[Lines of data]
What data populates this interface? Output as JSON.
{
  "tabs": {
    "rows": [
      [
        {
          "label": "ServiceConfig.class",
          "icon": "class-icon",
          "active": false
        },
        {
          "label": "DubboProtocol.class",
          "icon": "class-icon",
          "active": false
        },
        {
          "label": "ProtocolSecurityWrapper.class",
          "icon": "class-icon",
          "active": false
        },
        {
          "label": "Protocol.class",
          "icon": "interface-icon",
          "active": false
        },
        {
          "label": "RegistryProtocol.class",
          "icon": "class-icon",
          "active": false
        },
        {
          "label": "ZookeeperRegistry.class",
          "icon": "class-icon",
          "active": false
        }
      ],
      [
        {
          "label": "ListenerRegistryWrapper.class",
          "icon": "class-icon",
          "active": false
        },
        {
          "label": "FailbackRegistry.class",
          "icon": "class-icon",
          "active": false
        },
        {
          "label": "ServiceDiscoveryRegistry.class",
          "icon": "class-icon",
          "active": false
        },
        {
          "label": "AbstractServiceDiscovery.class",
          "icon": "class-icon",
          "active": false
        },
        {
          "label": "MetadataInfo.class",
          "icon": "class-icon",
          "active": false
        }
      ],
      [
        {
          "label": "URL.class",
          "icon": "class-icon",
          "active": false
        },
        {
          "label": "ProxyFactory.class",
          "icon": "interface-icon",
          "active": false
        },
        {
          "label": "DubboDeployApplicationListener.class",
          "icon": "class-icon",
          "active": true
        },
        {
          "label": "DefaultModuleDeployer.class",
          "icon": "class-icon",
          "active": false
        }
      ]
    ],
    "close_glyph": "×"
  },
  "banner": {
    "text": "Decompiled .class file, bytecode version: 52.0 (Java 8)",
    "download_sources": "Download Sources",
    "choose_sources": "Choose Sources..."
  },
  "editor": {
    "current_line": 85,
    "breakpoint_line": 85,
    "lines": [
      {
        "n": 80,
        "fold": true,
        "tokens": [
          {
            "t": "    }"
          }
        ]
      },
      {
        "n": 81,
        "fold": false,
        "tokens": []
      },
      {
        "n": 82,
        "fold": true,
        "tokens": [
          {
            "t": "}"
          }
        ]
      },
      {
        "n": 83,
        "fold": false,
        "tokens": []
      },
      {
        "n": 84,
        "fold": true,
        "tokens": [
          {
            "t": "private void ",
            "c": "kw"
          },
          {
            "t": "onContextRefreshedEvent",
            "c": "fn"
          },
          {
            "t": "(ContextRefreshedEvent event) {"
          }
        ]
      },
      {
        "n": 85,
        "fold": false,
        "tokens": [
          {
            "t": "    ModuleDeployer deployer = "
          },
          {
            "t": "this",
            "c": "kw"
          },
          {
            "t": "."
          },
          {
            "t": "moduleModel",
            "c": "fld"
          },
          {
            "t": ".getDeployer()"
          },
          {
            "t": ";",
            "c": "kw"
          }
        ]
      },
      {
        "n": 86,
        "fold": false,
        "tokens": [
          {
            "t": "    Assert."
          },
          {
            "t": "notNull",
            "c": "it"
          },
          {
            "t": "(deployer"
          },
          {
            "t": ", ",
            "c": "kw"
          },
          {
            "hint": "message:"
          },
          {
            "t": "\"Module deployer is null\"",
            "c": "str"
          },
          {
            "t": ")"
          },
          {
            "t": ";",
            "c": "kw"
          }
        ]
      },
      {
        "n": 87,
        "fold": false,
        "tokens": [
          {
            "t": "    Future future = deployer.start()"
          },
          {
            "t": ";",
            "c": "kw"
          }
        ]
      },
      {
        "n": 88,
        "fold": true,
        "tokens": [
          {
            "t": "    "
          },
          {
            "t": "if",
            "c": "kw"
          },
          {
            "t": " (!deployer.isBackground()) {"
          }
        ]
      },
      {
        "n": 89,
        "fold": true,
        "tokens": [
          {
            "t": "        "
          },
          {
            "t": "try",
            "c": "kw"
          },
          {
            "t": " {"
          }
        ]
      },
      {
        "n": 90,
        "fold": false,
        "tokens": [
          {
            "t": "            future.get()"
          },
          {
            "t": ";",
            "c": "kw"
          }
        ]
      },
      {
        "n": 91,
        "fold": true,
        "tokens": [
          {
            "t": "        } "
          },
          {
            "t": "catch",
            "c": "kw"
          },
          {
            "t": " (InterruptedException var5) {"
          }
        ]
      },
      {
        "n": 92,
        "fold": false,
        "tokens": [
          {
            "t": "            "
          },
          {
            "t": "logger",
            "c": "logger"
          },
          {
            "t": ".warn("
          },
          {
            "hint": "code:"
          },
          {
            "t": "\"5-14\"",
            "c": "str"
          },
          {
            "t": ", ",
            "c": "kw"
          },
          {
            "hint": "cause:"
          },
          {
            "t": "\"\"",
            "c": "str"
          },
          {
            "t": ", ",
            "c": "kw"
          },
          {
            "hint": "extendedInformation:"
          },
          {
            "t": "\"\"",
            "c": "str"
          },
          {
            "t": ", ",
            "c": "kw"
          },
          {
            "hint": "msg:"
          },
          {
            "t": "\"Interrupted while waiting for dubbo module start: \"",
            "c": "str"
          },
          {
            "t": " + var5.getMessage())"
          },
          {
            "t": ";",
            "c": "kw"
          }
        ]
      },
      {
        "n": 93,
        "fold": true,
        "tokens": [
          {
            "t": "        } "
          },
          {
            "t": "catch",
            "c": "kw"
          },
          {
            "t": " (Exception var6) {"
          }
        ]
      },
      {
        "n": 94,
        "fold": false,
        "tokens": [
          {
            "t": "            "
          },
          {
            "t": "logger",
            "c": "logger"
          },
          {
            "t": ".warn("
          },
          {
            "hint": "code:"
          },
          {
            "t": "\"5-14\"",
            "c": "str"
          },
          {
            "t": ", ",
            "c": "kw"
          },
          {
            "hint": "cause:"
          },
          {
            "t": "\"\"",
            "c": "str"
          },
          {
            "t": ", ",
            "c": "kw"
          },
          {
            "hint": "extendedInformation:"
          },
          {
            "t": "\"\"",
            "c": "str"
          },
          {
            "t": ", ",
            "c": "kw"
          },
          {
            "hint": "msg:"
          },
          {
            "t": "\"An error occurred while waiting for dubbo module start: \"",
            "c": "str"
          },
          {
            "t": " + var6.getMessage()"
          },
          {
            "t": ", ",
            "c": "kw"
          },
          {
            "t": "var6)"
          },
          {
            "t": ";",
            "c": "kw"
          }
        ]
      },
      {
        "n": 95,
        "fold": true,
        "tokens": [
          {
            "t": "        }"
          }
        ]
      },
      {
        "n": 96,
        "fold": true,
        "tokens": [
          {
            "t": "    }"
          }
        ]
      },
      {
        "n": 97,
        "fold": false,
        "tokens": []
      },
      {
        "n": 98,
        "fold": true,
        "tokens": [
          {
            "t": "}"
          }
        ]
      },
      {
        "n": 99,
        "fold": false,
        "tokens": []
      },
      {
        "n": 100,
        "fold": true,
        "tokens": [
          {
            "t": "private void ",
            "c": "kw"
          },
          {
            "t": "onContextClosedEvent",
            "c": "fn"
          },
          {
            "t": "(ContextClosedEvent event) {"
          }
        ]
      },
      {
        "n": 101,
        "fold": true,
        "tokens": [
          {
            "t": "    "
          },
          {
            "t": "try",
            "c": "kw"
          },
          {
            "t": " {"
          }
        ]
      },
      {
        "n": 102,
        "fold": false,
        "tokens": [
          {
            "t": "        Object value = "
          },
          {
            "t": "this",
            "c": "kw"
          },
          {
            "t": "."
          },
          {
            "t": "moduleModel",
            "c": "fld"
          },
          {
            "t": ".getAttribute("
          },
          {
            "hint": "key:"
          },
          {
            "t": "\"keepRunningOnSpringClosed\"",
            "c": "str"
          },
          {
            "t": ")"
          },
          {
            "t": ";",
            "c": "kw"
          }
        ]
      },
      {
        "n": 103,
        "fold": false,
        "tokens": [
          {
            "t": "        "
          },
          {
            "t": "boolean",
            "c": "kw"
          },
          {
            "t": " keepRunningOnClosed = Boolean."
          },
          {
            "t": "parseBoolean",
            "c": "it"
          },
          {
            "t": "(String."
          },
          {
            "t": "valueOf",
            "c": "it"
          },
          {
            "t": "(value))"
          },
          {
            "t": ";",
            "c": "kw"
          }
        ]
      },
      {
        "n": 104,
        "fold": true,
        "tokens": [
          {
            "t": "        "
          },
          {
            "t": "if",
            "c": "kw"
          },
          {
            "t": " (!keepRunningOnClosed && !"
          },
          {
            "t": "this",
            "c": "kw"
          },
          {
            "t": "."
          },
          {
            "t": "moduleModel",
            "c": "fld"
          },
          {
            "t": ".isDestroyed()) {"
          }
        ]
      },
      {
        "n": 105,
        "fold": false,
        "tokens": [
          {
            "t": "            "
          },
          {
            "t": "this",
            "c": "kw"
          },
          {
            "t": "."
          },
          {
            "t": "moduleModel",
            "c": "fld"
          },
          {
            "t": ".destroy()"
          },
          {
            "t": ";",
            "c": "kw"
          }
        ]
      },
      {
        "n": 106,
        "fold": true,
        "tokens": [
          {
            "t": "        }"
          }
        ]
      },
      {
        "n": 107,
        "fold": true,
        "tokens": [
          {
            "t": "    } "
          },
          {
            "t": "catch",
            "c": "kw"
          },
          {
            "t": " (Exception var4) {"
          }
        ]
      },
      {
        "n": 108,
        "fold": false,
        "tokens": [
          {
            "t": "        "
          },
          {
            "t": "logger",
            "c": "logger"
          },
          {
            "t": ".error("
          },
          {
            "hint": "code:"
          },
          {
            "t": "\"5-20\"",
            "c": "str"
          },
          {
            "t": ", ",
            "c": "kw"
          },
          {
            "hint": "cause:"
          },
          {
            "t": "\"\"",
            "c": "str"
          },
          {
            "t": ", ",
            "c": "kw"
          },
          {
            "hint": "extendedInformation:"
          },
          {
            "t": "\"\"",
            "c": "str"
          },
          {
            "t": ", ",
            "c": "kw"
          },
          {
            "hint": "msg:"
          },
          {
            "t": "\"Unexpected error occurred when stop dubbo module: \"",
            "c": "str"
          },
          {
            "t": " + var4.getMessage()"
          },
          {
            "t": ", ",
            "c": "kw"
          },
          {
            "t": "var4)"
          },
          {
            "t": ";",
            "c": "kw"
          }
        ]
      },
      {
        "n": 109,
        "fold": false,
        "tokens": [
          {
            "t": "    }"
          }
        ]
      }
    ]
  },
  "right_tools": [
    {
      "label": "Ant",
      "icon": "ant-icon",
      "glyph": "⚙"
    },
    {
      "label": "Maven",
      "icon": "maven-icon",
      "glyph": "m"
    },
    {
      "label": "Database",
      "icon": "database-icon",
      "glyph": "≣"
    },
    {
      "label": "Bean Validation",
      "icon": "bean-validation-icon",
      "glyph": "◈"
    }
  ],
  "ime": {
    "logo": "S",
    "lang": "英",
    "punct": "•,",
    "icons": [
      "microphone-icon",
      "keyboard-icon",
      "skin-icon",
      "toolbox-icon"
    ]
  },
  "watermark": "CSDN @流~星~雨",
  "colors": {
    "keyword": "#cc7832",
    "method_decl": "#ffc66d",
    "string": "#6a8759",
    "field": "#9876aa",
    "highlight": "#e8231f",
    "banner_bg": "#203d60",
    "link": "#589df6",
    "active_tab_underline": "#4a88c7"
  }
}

- **PROMPT**
Select every line above that contains the word "getMessage", and copy it.

- **SOLUTION TO THIS EXERCISE**
            "t": " + var5.getMessage())"
            "t": " + var6.getMessage()"
            "t": " + var4.getMessage()"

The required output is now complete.